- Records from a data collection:
====================

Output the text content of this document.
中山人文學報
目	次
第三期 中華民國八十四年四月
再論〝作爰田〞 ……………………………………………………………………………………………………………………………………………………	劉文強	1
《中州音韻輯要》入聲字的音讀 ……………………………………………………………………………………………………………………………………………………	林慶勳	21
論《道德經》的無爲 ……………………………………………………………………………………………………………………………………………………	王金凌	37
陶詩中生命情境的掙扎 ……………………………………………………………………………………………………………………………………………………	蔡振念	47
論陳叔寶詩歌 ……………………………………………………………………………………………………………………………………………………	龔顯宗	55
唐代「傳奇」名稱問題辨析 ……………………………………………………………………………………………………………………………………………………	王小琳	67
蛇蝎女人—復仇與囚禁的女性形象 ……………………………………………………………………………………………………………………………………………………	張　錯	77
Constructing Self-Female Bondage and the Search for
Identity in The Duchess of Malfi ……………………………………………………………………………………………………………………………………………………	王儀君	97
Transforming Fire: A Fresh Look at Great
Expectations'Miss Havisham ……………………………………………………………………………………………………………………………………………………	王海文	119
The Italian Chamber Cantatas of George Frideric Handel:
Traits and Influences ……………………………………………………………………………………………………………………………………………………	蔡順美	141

====================

- TASK DESCRIPTION: Give all of the entries again, word for word.

- THE REPLY:
Output the text content of this document.
中山人文學報
目	次
第三期 中華民國八十四年四月
再論〝作爰田〞 ……………………………………………………………………………………………………………………………………………………	劉文強	1
《中州音韻輯要》入聲字的音讀 ……………………………………………………………………………………………………………………………………………………	林慶勳	21
論《道德經》的無爲 ……………………………………………………………………………………………………………………………………………………	王金凌	37
陶詩中生命情境的掙扎 ……………………………………………………………………………………………………………………………………………………	蔡振念	47
論陳叔寶詩歌 ……………………………………………………………………………………………………………………………………………………	龔顯宗	55
唐代「傳奇」名稱問題辨析 ……………………………………………………………………………………………………………………………………………………	王小琳	67
蛇蝎女人—復仇與囚禁的女性形象 ……………………………………………………………………………………………………………………………………………………	張　錯	77
Constructing Self-Female Bondage and the Search for
Identity in The Duchess of Malfi ……………………………………………………………………………………………………………………………………………………	王儀君	97
Transforming Fire: A Fresh Look at Great
Expectations'Miss Havisham ……………………………………………………………………………………………………………………………………………………	王海文	119
The Italian Chamber Cantatas of George Frideric Handel:
Traits and Influences ……………………………………………………………………………………………………………………………………………………	蔡順美	141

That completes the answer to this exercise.